The listing below should be copied in full, word for word.

◆ Given data ◆
-- start --

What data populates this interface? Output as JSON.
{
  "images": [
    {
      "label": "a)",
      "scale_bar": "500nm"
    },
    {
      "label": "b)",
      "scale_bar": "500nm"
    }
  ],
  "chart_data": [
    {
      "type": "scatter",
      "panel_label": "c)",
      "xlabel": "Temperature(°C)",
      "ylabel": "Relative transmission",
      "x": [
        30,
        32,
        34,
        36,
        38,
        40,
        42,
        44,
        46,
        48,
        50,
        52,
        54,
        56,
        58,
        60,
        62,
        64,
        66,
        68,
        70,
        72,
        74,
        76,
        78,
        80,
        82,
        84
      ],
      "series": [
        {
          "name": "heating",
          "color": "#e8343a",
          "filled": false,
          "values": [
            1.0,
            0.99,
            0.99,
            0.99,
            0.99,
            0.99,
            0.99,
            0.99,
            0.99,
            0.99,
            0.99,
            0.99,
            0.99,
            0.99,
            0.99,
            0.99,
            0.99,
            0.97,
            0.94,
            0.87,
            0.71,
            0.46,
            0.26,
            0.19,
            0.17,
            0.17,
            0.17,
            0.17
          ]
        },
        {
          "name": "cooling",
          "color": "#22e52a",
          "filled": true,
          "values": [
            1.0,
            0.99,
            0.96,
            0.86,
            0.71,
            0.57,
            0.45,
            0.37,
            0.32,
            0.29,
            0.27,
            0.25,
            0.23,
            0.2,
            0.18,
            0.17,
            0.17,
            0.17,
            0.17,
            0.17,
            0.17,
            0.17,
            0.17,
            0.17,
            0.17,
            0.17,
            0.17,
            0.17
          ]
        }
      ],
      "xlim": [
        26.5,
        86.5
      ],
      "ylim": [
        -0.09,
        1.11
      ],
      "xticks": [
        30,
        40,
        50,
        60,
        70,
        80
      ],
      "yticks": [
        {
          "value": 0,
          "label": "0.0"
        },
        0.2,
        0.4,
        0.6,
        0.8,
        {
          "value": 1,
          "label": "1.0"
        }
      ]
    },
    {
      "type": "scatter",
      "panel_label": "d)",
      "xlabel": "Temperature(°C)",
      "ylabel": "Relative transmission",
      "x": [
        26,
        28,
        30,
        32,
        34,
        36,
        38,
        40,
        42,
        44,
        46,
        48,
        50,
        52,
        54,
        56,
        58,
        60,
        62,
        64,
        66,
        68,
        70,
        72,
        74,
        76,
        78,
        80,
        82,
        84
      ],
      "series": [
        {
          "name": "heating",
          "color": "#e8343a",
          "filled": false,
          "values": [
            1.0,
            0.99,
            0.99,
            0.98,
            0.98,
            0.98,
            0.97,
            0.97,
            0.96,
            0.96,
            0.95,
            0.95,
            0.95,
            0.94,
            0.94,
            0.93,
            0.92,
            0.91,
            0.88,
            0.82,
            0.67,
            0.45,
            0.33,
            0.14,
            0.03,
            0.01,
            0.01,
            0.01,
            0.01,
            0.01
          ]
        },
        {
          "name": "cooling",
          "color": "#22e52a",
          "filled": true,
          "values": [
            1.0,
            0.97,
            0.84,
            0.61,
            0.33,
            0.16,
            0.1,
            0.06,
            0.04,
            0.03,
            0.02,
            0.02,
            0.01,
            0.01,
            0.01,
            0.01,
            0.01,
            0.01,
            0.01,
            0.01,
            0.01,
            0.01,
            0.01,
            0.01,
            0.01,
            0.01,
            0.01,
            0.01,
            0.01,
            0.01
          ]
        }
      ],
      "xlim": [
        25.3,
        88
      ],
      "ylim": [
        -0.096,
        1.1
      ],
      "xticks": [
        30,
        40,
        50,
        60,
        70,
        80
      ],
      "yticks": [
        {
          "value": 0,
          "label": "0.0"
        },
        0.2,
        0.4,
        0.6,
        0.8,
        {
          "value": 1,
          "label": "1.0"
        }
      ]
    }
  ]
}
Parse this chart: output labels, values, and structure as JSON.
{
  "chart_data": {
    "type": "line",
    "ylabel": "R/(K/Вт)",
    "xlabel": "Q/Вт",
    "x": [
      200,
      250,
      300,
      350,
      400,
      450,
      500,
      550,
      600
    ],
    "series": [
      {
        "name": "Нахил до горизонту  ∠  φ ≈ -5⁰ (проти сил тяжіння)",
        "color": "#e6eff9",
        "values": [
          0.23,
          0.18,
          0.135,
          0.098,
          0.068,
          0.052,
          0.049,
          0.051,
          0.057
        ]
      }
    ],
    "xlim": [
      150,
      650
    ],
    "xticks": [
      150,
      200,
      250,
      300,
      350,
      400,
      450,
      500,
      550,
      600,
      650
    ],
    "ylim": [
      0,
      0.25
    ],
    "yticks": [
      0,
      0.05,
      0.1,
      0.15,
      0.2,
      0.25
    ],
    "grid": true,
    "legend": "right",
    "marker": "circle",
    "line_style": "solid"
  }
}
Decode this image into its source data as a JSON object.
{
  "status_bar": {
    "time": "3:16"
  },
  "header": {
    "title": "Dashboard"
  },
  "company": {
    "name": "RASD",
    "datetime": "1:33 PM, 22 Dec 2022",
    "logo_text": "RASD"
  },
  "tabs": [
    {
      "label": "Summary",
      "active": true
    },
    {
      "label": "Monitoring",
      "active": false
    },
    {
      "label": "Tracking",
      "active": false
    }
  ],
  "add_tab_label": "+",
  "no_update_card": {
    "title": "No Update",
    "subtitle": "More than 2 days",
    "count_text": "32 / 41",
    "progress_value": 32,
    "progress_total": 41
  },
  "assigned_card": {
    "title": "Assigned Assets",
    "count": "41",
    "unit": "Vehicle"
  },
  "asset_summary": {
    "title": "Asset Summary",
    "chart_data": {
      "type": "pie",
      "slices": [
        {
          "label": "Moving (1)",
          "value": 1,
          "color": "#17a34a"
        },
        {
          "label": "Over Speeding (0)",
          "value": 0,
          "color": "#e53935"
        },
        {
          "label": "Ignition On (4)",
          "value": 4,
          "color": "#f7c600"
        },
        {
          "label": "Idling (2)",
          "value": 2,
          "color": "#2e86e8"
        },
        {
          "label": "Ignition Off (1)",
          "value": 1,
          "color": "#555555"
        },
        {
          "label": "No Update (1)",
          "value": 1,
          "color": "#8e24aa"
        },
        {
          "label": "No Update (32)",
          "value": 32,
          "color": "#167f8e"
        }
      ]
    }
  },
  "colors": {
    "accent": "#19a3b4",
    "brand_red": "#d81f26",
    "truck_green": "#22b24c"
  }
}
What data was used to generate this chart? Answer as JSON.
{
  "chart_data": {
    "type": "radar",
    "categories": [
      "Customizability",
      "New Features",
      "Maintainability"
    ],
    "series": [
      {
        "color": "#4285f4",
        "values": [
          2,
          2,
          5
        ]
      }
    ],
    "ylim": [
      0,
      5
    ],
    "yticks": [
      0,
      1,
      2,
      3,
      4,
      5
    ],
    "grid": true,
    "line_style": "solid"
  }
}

-- end --

◆ In response ◆
What data populates this interface? Output as JSON.
{
  "images": [
    {
      "label": "a)",
      "scale_bar": "500nm"
    },
    {
      "label": "b)",
      "scale_bar": "500nm"
    }
  ],
  "chart_data": [
    {
      "type": "scatter",
      "panel_label": "c)",
      "xlabel": "Temperature(°C)",
      "ylabel": "Relative transmission",
      "x": [
        30,
        32,
        34,
        36,
        38,
        40,
        42,
        44,
        46,
        48,
        50,
        52,
        54,
        56,
        58,
        60,
        62,
        64,
        66,
        68,
        70,
        72,
        74,
        76,
        78,
        80,
        82,
        84
      ],
      "series": [
        {
          "name": "heating",
          "color": "#e8343a",
          "filled": false,
          "values": [
            1.0,
            0.99,
            0.99,
            0.99,
            0.99,
            0.99,
            0.99,
            0.99,
            0.99,
            0.99,
            0.99,
            0.99,
            0.99,
            0.99,
            0.99,
            0.99,
            0.99,
            0.97,
            0.94,
            0.87,
            0.71,
            0.46,
            0.26,
            0.19,
            0.17,
            0.17,
            0.17,
            0.17
          ]
        },
        {
          "name": "cooling",
          "color": "#22e52a",
          "filled": true,
          "values": [
            1.0,
            0.99,
            0.96,
            0.86,
            0.71,
            0.57,
            0.45,
            0.37,
            0.32,
            0.29,
            0.27,
            0.25,
            0.23,
            0.2,
            0.18,
            0.17,
            0.17,
            0.17,
            0.17,
            0.17,
            0.17,
            0.17,
            0.17,
            0.17,
            0.17,
            0.17,
            0.17,
            0.17
          ]
        }
      ],
      "xlim": [
        26.5,
        86.5
      ],
      "ylim": [
        -0.09,
        1.11
      ],
      "xticks": [
        30,
        40,
        50,
        60,
        70,
        80
      ],
      "yticks": [
        {
          "value": 0,
          "label": "0.0"
        },
        0.2,
        0.4,
        0.6,
        0.8,
        {
          "value": 1,
          "label": "1.0"
        }
      ]
    },
    {
      "type": "scatter",
      "panel_label": "d)",
      "xlabel": "Temperature(°C)",
      "ylabel": "Relative transmission",
      "x": [
        26,
        28,
        30,
        32,
        34,
        36,
        38,
        40,
        42,
        44,
        46,
        48,
        50,
        52,
        54,
        56,
        58,
        60,
        62,
        64,
        66,
        68,
        70,
        72,
        74,
        76,
        78,
        80,
        82,
        84
      ],
      "series": [
        {
          "name": "heating",
          "color": "#e8343a",
          "filled": false,
          "values": [
            1.0,
            0.99,
            0.99,
            0.98,
            0.98,
            0.98,
            0.97,
            0.97,
            0.96,
            0.96,
            0.95,
            0.95,
            0.95,
            0.94,
            0.94,
            0.93,
            0.92,
            0.91,
            0.88,
            0.82,
            0.67,
            0.45,
            0.33,
            0.14,
            0.03,
            0.01,
            0.01,
            0.01,
            0.01,
            0.01
          ]
        },
        {
          "name": "cooling",
          "color": "#22e52a",
          "filled": true,
          "values": [
            1.0,
            0.97,
            0.84,
            0.61,
            0.33,
            0.16,
            0.1,
            0.06,
            0.04,
            0.03,
            0.02,
            0.02,
            0.01,
            0.01,
            0.01,
            0.01,
            0.01,
            0.01,
            0.01,
            0.01,
            0.01,
            0.01,
            0.01,
            0.01,
            0.01,
            0.01,
            0.01,
            0.01,
            0.01,
            0.01
          ]
        }
      ],
      "xlim": [
        25.3,
        88
      ],
      "ylim": [
        -0.096,
        1.1
      ],
      "xticks": [
        30,
        40,
        50,
        60,
        70,
        80
      ],
      "yticks": [
        {
          "value": 0,
          "label": "0.0"
        },
        0.2,
        0.4,
        0.6,
        0.8,
        {
          "value": 1,
          "label": "1.0"
        }
      ]
    }
  ]
}
Parse this chart: output labels, values, and structure as JSON.
{
  "chart_data": {
    "type": "line",
    "ylabel": "R/(K/Вт)",
    "xlabel": "Q/Вт",
    "x": [
      200,
      250,
      300,
      350,
      400,
      450,
      500,
      550,
      600
    ],
    "series": [
      {
        "name": "Нахил до горизонту  ∠  φ ≈ -5⁰ (проти сил тяжіння)",
        "color": "#e6eff9",
        "values": [
          0.23,
          0.18,
          0.135,
          0.098,
          0.068,
          0.052,
          0.049,
          0.051,
          0.057
        ]
      }
    ],
    "xlim": [
      150,
      650
    ],
    "xticks": [
      150,
      200,
      250,
      300,
      350,
      400,
      450,
      500,
      550,
      600,
      650
    ],
    "ylim": [
      0,
      0.25
    ],
    "yticks": [
      0,
      0.05,
      0.1,
      0.15,
      0.2,
      0.25
    ],
    "grid": true,
    "legend": "right",
    "marker": "circle",
    "line_style": "solid"
  }
}
Decode this image into its source data as a JSON object.
{
  "status_bar": {
    "time": "3:16"
  },
  "header": {
    "title": "Dashboard"
  },
  "company": {
    "name": "RASD",
    "datetime": "1:33 PM, 22 Dec 2022",
    "logo_text": "RASD"
  },
  "tabs": [
    {
      "label": "Summary",
      "active": true
    },
    {
      "label": "Monitoring",
      "active": false
    },
    {
      "label": "Tracking",
      "active": false
    }
  ],
  "add_tab_label": "+",
  "no_update_card": {
    "title": "No Update",
    "subtitle": "More than 2 days",
    "count_text": "32 / 41",
    "progress_value": 32,
    "progress_total": 41
  },
  "assigned_card": {
    "title": "Assigned Assets",
    "count": "41",
    "unit": "Vehicle"
  },
  "asset_summary": {
    "title": "Asset Summary",
    "chart_data": {
      "type": "pie",
      "slices": [
        {
          "label": "Moving (1)",
          "value": 1,
          "color": "#17a34a"
        },
        {
          "label": "Over Speeding (0)",
          "value": 0,
          "color": "#e53935"
        },
        {
          "label": "Ignition On (4)",
          "value": 4,
          "color": "#f7c600"
        },
        {
          "label": "Idling (2)",
          "value": 2,
          "color": "#2e86e8"
        },
        {
          "label": "Ignition Off (1)",
          "value": 1,
          "color": "#555555"
        },
        {
          "label": "No Update (1)",
          "value": 1,
          "color": "#8e24aa"
        },
        {
          "label": "No Update (32)",
          "value": 32,
          "color": "#167f8e"
        }
      ]
    }
  },
  "colors": {
    "accent": "#19a3b4",
    "brand_red": "#d81f26",
    "truck_green": "#22b24c"
  }
}
What data was used to generate this chart? Answer as JSON.
{
  "chart_data": {
    "type": "radar",
    "categories": [
      "Customizability",
      "New Features",
      "Maintainability"
    ],
    "series": [
      {
        "color": "#4285f4",
        "values": [
          2,
          2,
          5
        ]
      }
    ],
    "ylim": [
      0,
      5
    ],
    "yticks": [
      0,
      1,
      2,
      3,
      4,
      5
    ],
    "grid": true,
    "line_style": "solid"
  }
}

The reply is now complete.